What you return should match every record exactly, with the images removed.
=== DATA SUPPLIED ===
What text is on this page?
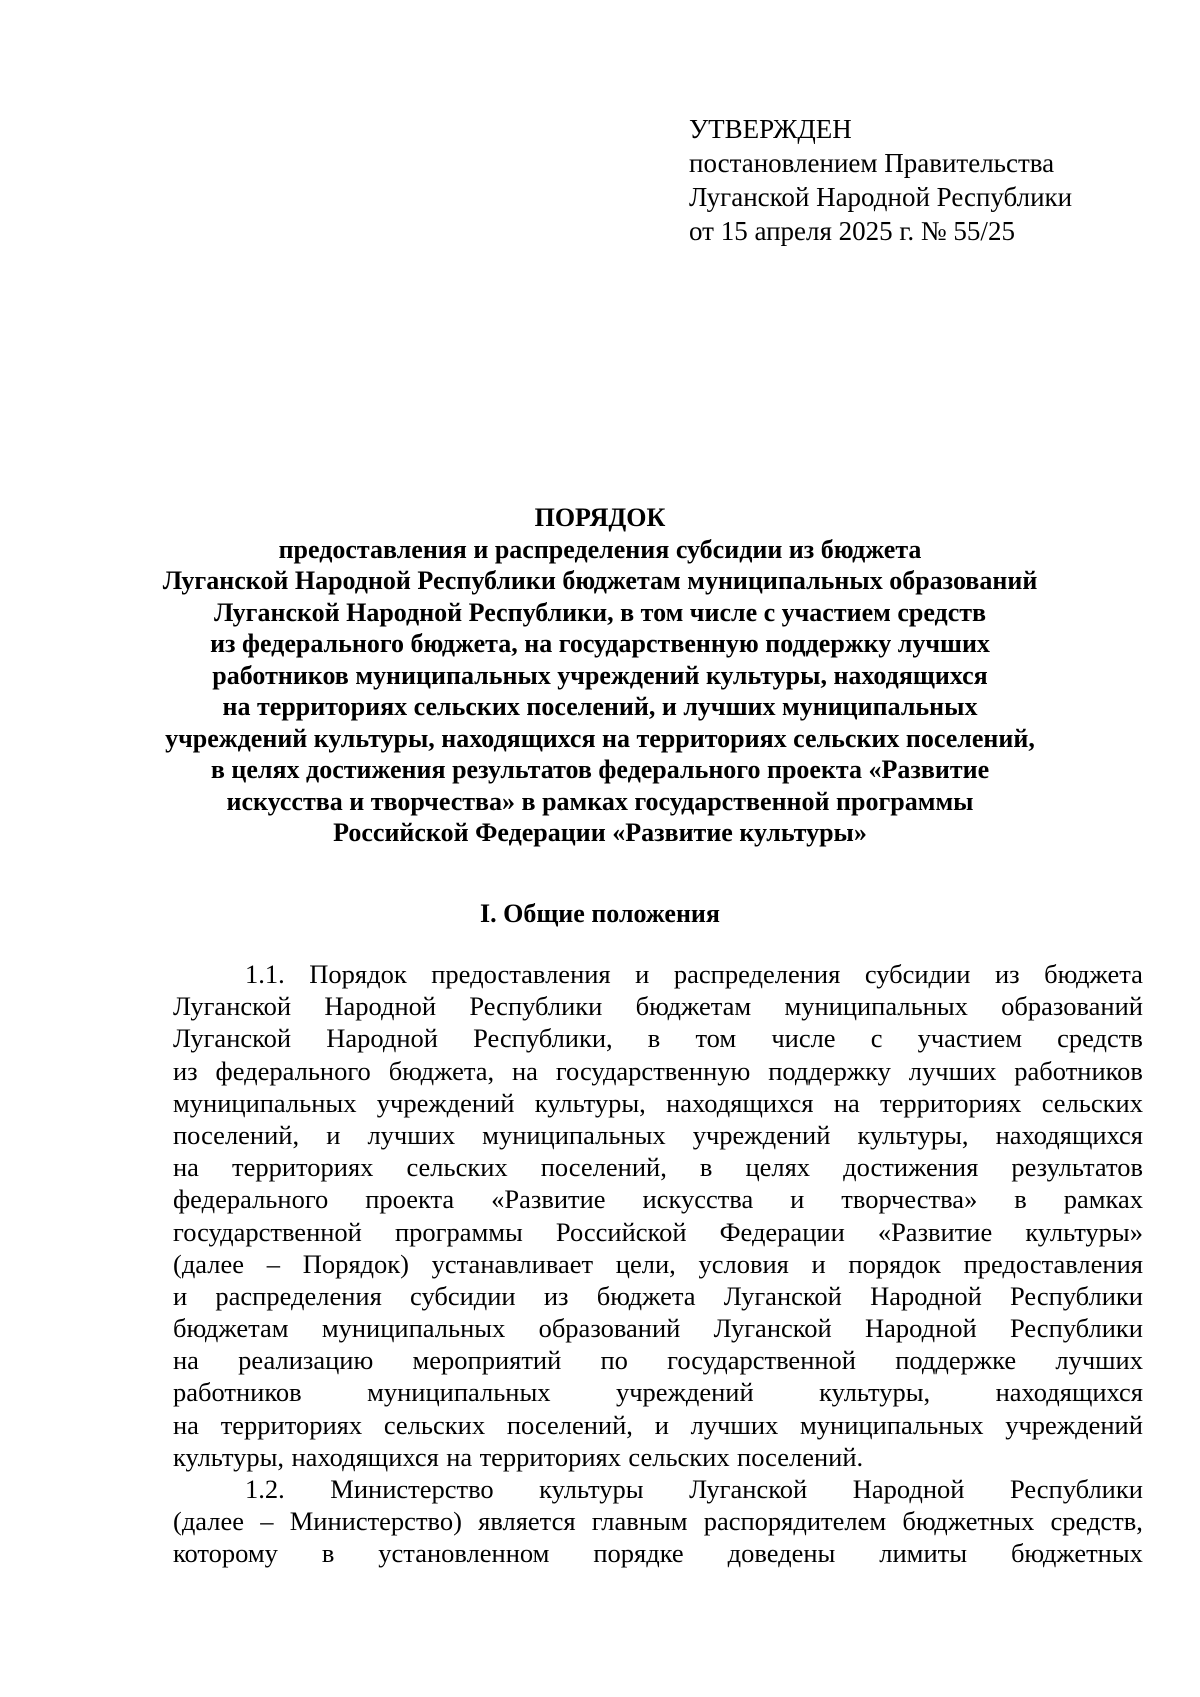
УТВЕРЖДЕН
постановлением Правительства
Луганской Народной Республики
от 15 апреля 2025 г. № 55/25
ПОРЯДОК
предоставления и распределения субсидии из бюджета
Луганской Народной Республики бюджетам муниципальных образований
Луганской Народной Республики, в том числе с участием средств
из федерального бюджета, на государственную поддержку лучших
работников муниципальных учреждений культуры, находящихся
на территориях сельских поселений, и лучших муниципальных
учреждений культуры, находящихся на территориях сельских поселений,
в целях достижения результатов федерального проекта «Развитие
искусства и творчества» в рамках государственной программы
Российской Федерации «Развитие культуры»
I. Общие положения
1.1. Порядок предоставления и распределения субсидии из бюджета
Луганской Народной Республики бюджетам муниципальных образований
Луганской Народной Республики, в том числе с участием средств
из федерального бюджета, на государственную поддержку лучших работников
муниципальных учреждений культуры, находящихся на территориях сельских
поселений, и лучших муниципальных учреждений культуры, находящихся
на территориях сельских поселений, в целях достижения результатов
федерального проекта «Развитие искусства и творчества» в рамках
государственной программы Российской Федерации «Развитие культуры»
(далее – Порядок) устанавливает цели, условия и порядок предоставления
и распределения субсидии из бюджета Луганской Народной Республики
бюджетам муниципальных образований Луганской Народной Республики
на реализацию мероприятий по государственной поддержке лучших
работников муниципальных учреждений культуры, находящихся
на территориях сельских поселений, и лучших муниципальных учреждений
культуры, находящихся на территориях сельских поселений.
1.2. Министерство культуры Луганской Народной Республики
(далее – Министерство) является главным распорядителем бюджетных средств,
которому в установленном порядке доведены лимиты бюджетных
===
**COMPLETE OUTPUT**
What text is on this page?
УТВЕРЖДЕН
постановлением Правительства
Луганской Народной Республики
от 15 апреля 2025 г. № 55/25
ПОРЯДОК
предоставления и распределения субсидии из бюджета
Луганской Народной Республики бюджетам муниципальных образований
Луганской Народной Республики, в том числе с участием средств
из федерального бюджета, на государственную поддержку лучших
работников муниципальных учреждений культуры, находящихся
на территориях сельских поселений, и лучших муниципальных
учреждений культуры, находящихся на территориях сельских поселений,
в целях достижения результатов федерального проекта «Развитие
искусства и творчества» в рамках государственной программы
Российской Федерации «Развитие культуры»
I. Общие положения
1.1. Порядок предоставления и распределения субсидии из бюджета
Луганской Народной Республики бюджетам муниципальных образований
Луганской Народной Республики, в том числе с участием средств
из федерального бюджета, на государственную поддержку лучших работников
муниципальных учреждений культуры, находящихся на территориях сельских
поселений, и лучших муниципальных учреждений культуры, находящихся
на территориях сельских поселений, в целях достижения результатов
федерального проекта «Развитие искусства и творчества» в рамках
государственной программы Российской Федерации «Развитие культуры»
(далее – Порядок) устанавливает цели, условия и порядок предоставления
и распределения субсидии из бюджета Луганской Народной Республики
бюджетам муниципальных образований Луганской Народной Республики
на реализацию мероприятий по государственной поддержке лучших
работников муниципальных учреждений культуры, находящихся
на территориях сельских поселений, и лучших муниципальных учреждений
культуры, находящихся на территориях сельских поселений.
1.2. Министерство культуры Луганской Народной Республики
(далее – Министерство) является главным распорядителем бюджетных средств,
которому в установленном порядке доведены лимиты бюджетных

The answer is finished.